◆ **REQUIRED WORK**: Repeat the whole listing below, word for word.

***** RECORDS SUPPLIED *****

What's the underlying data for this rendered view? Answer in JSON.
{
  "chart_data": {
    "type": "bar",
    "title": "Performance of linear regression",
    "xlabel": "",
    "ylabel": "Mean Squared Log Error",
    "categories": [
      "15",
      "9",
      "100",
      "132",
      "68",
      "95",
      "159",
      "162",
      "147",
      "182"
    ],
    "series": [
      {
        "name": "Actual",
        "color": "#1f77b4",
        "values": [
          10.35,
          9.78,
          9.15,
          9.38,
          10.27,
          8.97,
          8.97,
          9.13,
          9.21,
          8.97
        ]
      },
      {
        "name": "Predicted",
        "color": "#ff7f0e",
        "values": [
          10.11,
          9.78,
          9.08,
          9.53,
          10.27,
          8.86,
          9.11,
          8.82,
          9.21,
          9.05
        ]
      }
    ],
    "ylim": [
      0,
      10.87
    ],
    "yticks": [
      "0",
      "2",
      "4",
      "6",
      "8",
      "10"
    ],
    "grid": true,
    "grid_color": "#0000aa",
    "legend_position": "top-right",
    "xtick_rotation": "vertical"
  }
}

*****

◆ **FINISHED EXERCISE**:
What's the underlying data for this rendered view? Answer in JSON.
{
  "chart_data": {
    "type": "bar",
    "title": "Performance of linear regression",
    "xlabel": "",
    "ylabel": "Mean Squared Log Error",
    "categories": [
      "15",
      "9",
      "100",
      "132",
      "68",
      "95",
      "159",
      "162",
      "147",
      "182"
    ],
    "series": [
      {
        "name": "Actual",
        "color": "#1f77b4",
        "values": [
          10.35,
          9.78,
          9.15,
          9.38,
          10.27,
          8.97,
          8.97,
          9.13,
          9.21,
          8.97
        ]
      },
      {
        "name": "Predicted",
        "color": "#ff7f0e",
        "values": [
          10.11,
          9.78,
          9.08,
          9.53,
          10.27,
          8.86,
          9.11,
          8.82,
          9.21,
          9.05
        ]
      }
    ],
    "ylim": [
      0,
      10.87
    ],
    "yticks": [
      "0",
      "2",
      "4",
      "6",
      "8",
      "10"
    ],
    "grid": true,
    "grid_color": "#0000aa",
    "legend_position": "top-right",
    "xtick_rotation": "vertical"
  }
}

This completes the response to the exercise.